What needs to be done - In the data below, find every line with the string "ürünlerin" and pull it out.

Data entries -
--------------------
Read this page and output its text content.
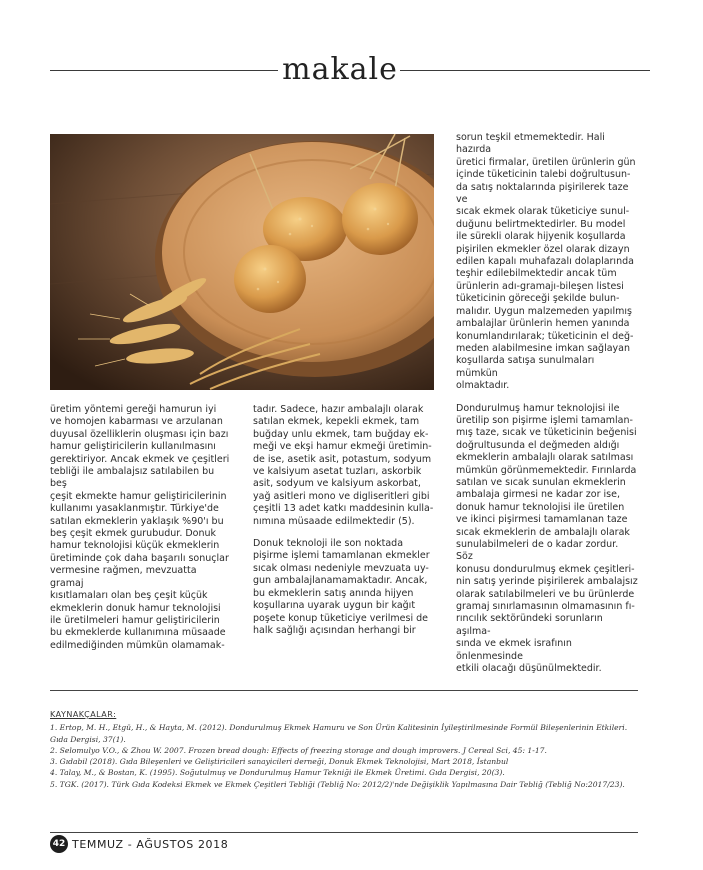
makale

üretim yöntemi gereği hamurun iyi
ve homojen kabarması ve arzulanan
duyusal özelliklerin oluşması için bazı
hamur geliştiricilerin kullanılmasını
gerektiriyor. Ancak ekmek ve çeşitleri
tebliği ile ambalajsız satılabilen bu beş
çeşit ekmekte hamur geliştiricilerinin
kullanımı yasaklanmıştır. Türkiye'de
satılan ekmeklerin yaklaşık %90'ı bu
beş çeşit ekmek gurubudur. Donuk
hamur teknolojisi küçük ekmeklerin
üretiminde çok daha başarılı sonuçlar
vermesine rağmen, mevzuatta gramaj
kısıtlamaları olan beş çeşit küçük
ekmeklerin donuk hamur teknolojisi
ile üretilmeleri hamur geliştiricilerin
bu ekmeklerde kullanımına müsaade
edilmediğinden mümkün olamamak-

tadır. Sadece, hazır ambalajlı olarak
satılan ekmek, kepekli ekmek, tam
buğday unlu ekmek, tam buğday ek-
meği ve ekşi hamur ekmeği üretimin-
de ise, asetik asit, potastum, sodyum
ve kalsiyum asetat tuzları, askorbik
asit, sodyum ve kalsiyum askorbat,
yağ asitleri mono ve digliseritleri gibi
çeşitli 13 adet katkı maddesinin kulla-
nımına müsaade edilmektedir (5).

Donuk teknoloji ile son noktada
pişirme işlemi tamamlanan ekmekler
sıcak olması nedeniyle mevzuata uy-
gun ambalajlanamamaktadır. Ancak,
bu ekmeklerin satış anında hijyen
koşullarına uyarak uygun bir kağıt
poşete konup tüketiciye verilmesi de
halk sağlığı açısından herhangi bir

sorun teşkil etmemektedir. Hali hazırda
üretici firmalar, üretilen ürünlerin gün
içinde tüketicinin talebi doğrultusun-
da satış noktalarında pişirilerek taze ve
sıcak ekmek olarak tüketiciye sunul-
duğunu belirtmektedirler. Bu model
ile sürekli olarak hijyenik koşullarda
pişirilen ekmekler özel olarak dizayn
edilen kapalı muhafazalı dolaplarında
teşhir edilebilmektedir ancak tüm
ürünlerin adı-gramajı-bileşen listesi
tüketicinin göreceği şekilde bulun-
malıdır. Uygun malzemeden yapılmış
ambalajlar ürünlerin hemen yanında
konumlandırılarak; tüketicinin el değ-
meden alabilmesine imkan sağlayan
koşullarda satışa sunulmaları mümkün
olmaktadır.

Dondurulmuş hamur teknolojisi ile
üretilip son pişirme işlemi tamamlan-
mış taze, sıcak ve tüketicinin beğenisi
doğrultusunda el değmeden aldığı
ekmeklerin ambalajlı olarak satılması
mümkün görünmemektedir. Fırınlarda
satılan ve sıcak sunulan ekmeklerin
ambalaja girmesi ne kadar zor ise,
donuk hamur teknolojisi ile üretilen
ve ikinci pişirmesi tamamlanan taze
sıcak ekmeklerin de ambalajlı olarak
sunulabilmeleri de o kadar zordur. Söz
konusu dondurulmuş ekmek çeşitleri-
nin satış yerinde pişirilerek ambalajsız
olarak satılabilmeleri ve bu ürünlerde
gramaj sınırlamasının olmamasının fı-
rıncılık sektöründeki sorunların aşılma-
sında ve ekmek israfının önlenmesinde
etkili olacağı düşünülmektedir.

KAYNAKÇALAR:

1. Ertop, M. H., Etgü, H., & Hayta, M. (2012). Dondurulmuş Ekmek Hamuru ve Son Ürün Kalitesinin İyileştirilmesinde Formül Bileşenlerinin Etkileri. Gıda Dergisi, 37(1).

2. Selomulyo V.O., & Zhou W. 2007. Frozen bread dough: Effects of freezing storage and dough improvers. J Cereal Sci, 45: 1-17.

3. Gıdabil (2018). Gıda Bileşenleri ve Geliştiricileri sanayicileri derneği, Donuk Ekmek Teknolojisi, Mart 2018, İstanbul

4. Talay, M., & Bostan, K. (1995). Soğutulmuş ve Dondurulmuş Hamur Tekniği ile Ekmek Üretimi. Gıda Dergisi, 20(3).

5. TGK. (2017). Türk Gıda Kodeksi Ekmek ve Ekmek Çeşitleri Tebliği (Tebliğ No: 2012/2)'nde Değişiklik Yapılmasına Dair Tebliğ (Tebliğ No:2017/23).

42 TEMMUZ - AĞUSTOS 2018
--------------------
Solution below -
üretici firmalar, üretilen ürünlerin gün
ürünlerin adı-gramajı-bileşen listesi
ambalajlar ürünlerin hemen yanında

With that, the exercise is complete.